## Your instructions
Transcribe the records that follow, preserving every word.

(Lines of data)
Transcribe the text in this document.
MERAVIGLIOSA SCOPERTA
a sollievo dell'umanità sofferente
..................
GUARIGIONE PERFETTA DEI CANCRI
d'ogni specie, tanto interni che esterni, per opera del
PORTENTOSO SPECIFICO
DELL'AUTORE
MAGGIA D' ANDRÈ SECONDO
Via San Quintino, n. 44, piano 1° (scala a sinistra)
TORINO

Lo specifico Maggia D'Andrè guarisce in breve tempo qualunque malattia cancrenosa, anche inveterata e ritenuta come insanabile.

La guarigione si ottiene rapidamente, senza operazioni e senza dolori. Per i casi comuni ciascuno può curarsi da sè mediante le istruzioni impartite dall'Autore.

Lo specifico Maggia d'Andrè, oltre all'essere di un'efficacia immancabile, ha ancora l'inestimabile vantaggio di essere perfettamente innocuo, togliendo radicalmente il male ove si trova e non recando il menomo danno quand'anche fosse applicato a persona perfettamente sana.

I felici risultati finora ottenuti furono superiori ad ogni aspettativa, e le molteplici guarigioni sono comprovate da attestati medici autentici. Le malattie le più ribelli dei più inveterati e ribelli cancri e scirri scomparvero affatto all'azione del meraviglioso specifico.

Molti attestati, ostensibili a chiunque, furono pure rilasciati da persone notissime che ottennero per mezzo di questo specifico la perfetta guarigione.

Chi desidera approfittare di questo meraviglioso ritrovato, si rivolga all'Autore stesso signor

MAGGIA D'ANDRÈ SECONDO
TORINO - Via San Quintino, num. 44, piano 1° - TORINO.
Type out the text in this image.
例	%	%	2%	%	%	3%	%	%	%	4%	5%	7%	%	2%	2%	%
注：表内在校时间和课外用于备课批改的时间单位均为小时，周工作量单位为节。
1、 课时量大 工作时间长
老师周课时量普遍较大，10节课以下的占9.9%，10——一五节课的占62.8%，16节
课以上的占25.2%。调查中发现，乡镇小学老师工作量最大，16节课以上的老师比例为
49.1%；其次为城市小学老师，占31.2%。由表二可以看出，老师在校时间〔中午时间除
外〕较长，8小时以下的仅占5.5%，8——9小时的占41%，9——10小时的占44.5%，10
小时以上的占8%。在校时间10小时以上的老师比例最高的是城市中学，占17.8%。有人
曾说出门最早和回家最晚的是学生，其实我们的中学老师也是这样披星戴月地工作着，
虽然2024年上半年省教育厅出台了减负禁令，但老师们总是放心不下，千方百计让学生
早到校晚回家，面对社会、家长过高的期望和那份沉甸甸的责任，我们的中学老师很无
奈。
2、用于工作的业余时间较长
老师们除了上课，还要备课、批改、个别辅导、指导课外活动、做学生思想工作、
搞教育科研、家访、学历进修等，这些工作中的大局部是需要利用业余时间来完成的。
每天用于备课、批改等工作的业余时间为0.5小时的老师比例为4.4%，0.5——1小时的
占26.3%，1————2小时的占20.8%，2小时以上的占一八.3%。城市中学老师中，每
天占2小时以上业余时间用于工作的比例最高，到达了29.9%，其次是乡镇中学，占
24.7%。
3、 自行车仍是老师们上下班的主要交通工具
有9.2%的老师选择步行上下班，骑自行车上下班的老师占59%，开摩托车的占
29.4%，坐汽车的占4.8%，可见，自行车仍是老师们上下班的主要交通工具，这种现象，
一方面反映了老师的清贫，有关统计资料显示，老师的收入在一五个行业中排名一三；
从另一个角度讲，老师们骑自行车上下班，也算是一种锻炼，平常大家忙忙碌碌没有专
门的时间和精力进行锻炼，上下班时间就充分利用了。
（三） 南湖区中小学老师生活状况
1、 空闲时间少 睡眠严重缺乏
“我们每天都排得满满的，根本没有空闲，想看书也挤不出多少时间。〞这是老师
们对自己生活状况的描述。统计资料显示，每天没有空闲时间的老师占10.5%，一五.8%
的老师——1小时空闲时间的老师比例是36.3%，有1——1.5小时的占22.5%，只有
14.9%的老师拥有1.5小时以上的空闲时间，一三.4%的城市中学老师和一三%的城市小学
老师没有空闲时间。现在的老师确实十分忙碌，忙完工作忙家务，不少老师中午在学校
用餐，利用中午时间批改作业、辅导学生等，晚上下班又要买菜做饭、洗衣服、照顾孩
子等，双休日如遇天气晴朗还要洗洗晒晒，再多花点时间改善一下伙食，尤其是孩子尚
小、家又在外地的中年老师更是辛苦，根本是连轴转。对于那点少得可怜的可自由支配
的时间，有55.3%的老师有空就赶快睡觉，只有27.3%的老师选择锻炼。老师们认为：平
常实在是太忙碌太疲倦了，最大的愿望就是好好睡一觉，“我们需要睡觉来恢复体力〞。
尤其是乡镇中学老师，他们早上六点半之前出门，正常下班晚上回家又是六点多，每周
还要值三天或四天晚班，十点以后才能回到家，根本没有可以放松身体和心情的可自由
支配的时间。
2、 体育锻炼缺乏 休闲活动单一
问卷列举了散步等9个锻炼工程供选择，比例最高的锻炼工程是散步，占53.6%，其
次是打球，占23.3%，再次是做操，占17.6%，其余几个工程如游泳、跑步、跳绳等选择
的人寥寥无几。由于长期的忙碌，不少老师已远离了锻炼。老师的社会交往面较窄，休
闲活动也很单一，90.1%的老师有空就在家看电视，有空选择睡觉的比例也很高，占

## Reply
Transcribe the text in this document.
MERAVIGLIOSA SCOPERTA
a sollievo dell'umanità sofferente
..................
GUARIGIONE PERFETTA DEI CANCRI
d'ogni specie, tanto interni che esterni, per opera del
PORTENTOSO SPECIFICO
DELL'AUTORE
MAGGIA D' ANDRÈ SECONDO
Via San Quintino, n. 44, piano 1° (scala a sinistra)
TORINO

Lo specifico Maggia D'Andrè guarisce in breve tempo qualunque malattia cancrenosa, anche inveterata e ritenuta come insanabile.

La guarigione si ottiene rapidamente, senza operazioni e senza dolori. Per i casi comuni ciascuno può curarsi da sè mediante le istruzioni impartite dall'Autore.

Lo specifico Maggia d'Andrè, oltre all'essere di un'efficacia immancabile, ha ancora l'inestimabile vantaggio di essere perfettamente innocuo, togliendo radicalmente il male ove si trova e non recando il menomo danno quand'anche fosse applicato a persona perfettamente sana.

I felici risultati finora ottenuti furono superiori ad ogni aspettativa, e le molteplici guarigioni sono comprovate da attestati medici autentici. Le malattie le più ribelli dei più inveterati e ribelli cancri e scirri scomparvero affatto all'azione del meraviglioso specifico.

Molti attestati, ostensibili a chiunque, furono pure rilasciati da persone notissime che ottennero per mezzo di questo specifico la perfetta guarigione.

Chi desidera approfittare di questo meraviglioso ritrovato, si rivolga all'Autore stesso signor

MAGGIA D'ANDRÈ SECONDO
TORINO - Via San Quintino, num. 44, piano 1° - TORINO.
Type out the text in this image.
例	%	%	2%	%	%	3%	%	%	%	4%	5%	7%	%	2%	2%	%
注：表内在校时间和课外用于备课批改的时间单位均为小时，周工作量单位为节。
1、 课时量大 工作时间长
老师周课时量普遍较大，10节课以下的占9.9%，10——一五节课的占62.8%，16节
课以上的占25.2%。调查中发现，乡镇小学老师工作量最大，16节课以上的老师比例为
49.1%；其次为城市小学老师，占31.2%。由表二可以看出，老师在校时间〔中午时间除
外〕较长，8小时以下的仅占5.5%，8——9小时的占41%，9——10小时的占44.5%，10
小时以上的占8%。在校时间10小时以上的老师比例最高的是城市中学，占17.8%。有人
曾说出门最早和回家最晚的是学生，其实我们的中学老师也是这样披星戴月地工作着，
虽然2024年上半年省教育厅出台了减负禁令，但老师们总是放心不下，千方百计让学生
早到校晚回家，面对社会、家长过高的期望和那份沉甸甸的责任，我们的中学老师很无
奈。
2、用于工作的业余时间较长
老师们除了上课，还要备课、批改、个别辅导、指导课外活动、做学生思想工作、
搞教育科研、家访、学历进修等，这些工作中的大局部是需要利用业余时间来完成的。
每天用于备课、批改等工作的业余时间为0.5小时的老师比例为4.4%，0.5——1小时的
占26.3%，1————2小时的占20.8%，2小时以上的占一八.3%。城市中学老师中，每
天占2小时以上业余时间用于工作的比例最高，到达了29.9%，其次是乡镇中学，占
24.7%。
3、 自行车仍是老师们上下班的主要交通工具
有9.2%的老师选择步行上下班，骑自行车上下班的老师占59%，开摩托车的占
29.4%，坐汽车的占4.8%，可见，自行车仍是老师们上下班的主要交通工具，这种现象，
一方面反映了老师的清贫，有关统计资料显示，老师的收入在一五个行业中排名一三；
从另一个角度讲，老师们骑自行车上下班，也算是一种锻炼，平常大家忙忙碌碌没有专
门的时间和精力进行锻炼，上下班时间就充分利用了。
（三） 南湖区中小学老师生活状况
1、 空闲时间少 睡眠严重缺乏
“我们每天都排得满满的，根本没有空闲，想看书也挤不出多少时间。〞这是老师
们对自己生活状况的描述。统计资料显示，每天没有空闲时间的老师占10.5%，一五.8%
的老师——1小时空闲时间的老师比例是36.3%，有1——1.5小时的占22.5%，只有
14.9%的老师拥有1.5小时以上的空闲时间，一三.4%的城市中学老师和一三%的城市小学
老师没有空闲时间。现在的老师确实十分忙碌，忙完工作忙家务，不少老师中午在学校
用餐，利用中午时间批改作业、辅导学生等，晚上下班又要买菜做饭、洗衣服、照顾孩
子等，双休日如遇天气晴朗还要洗洗晒晒，再多花点时间改善一下伙食，尤其是孩子尚
小、家又在外地的中年老师更是辛苦，根本是连轴转。对于那点少得可怜的可自由支配
的时间，有55.3%的老师有空就赶快睡觉，只有27.3%的老师选择锻炼。老师们认为：平
常实在是太忙碌太疲倦了，最大的愿望就是好好睡一觉，“我们需要睡觉来恢复体力〞。
尤其是乡镇中学老师，他们早上六点半之前出门，正常下班晚上回家又是六点多，每周
还要值三天或四天晚班，十点以后才能回到家，根本没有可以放松身体和心情的可自由
支配的时间。
2、 体育锻炼缺乏 休闲活动单一
问卷列举了散步等9个锻炼工程供选择，比例最高的锻炼工程是散步，占53.6%，其
次是打球，占23.3%，再次是做操，占17.6%，其余几个工程如游泳、跑步、跳绳等选择
的人寥寥无几。由于长期的忙碌，不少老师已远离了锻炼。老师的社会交往面较窄，休
闲活动也很单一，90.1%的老师有空就在家看电视，有空选择睡觉的比例也很高，占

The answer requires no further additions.